PROBLEM STATEMENT ::
Your task is to copy every line of the records below that contains "részvétel".

DATA SUPPLIED ::
>>>>>
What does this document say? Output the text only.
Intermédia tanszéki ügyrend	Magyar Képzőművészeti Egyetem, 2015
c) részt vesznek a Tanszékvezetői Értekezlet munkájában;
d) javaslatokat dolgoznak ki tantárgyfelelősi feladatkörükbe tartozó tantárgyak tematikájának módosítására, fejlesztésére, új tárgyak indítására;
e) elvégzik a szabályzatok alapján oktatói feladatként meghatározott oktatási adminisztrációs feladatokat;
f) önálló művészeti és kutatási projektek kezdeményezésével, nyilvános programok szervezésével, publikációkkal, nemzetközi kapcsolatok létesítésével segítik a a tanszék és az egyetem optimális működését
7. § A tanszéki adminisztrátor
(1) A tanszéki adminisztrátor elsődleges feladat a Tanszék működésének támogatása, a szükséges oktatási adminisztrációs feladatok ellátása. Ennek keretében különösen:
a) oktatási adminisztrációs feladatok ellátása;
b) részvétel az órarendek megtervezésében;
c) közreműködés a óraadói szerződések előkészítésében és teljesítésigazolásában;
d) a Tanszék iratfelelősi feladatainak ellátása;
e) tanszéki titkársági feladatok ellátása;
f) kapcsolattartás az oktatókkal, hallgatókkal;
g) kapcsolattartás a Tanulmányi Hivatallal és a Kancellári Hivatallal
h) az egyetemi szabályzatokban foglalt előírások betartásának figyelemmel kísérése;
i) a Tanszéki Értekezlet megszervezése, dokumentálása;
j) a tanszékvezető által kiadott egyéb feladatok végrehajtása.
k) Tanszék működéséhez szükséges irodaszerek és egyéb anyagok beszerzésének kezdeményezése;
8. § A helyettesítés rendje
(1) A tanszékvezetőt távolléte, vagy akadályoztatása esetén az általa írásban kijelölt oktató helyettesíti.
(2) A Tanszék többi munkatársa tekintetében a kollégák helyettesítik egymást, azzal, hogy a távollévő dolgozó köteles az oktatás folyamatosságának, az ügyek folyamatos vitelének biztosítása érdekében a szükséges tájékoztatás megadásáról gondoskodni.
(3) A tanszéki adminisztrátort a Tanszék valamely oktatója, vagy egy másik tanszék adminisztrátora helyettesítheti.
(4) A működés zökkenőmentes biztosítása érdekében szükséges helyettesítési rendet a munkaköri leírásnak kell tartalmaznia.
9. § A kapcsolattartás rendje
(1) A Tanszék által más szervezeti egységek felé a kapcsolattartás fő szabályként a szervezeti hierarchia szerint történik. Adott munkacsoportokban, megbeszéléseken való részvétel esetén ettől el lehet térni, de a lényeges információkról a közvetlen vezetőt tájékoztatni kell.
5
<<<<<
ANSWER TO THE PROBLEM ::
b) részvétel az órarendek megtervezésében;
(1) A Tanszék által más szervezeti egységek felé a kapcsolattartás fő szabályként a szervezeti hierarchia szerint történik. Adott munkacsoportokban, megbeszéléseken való részvétel esetén ettől el lehet térni, de a lényeges információkról a közvetlen vezetőt tájékoztatni kell.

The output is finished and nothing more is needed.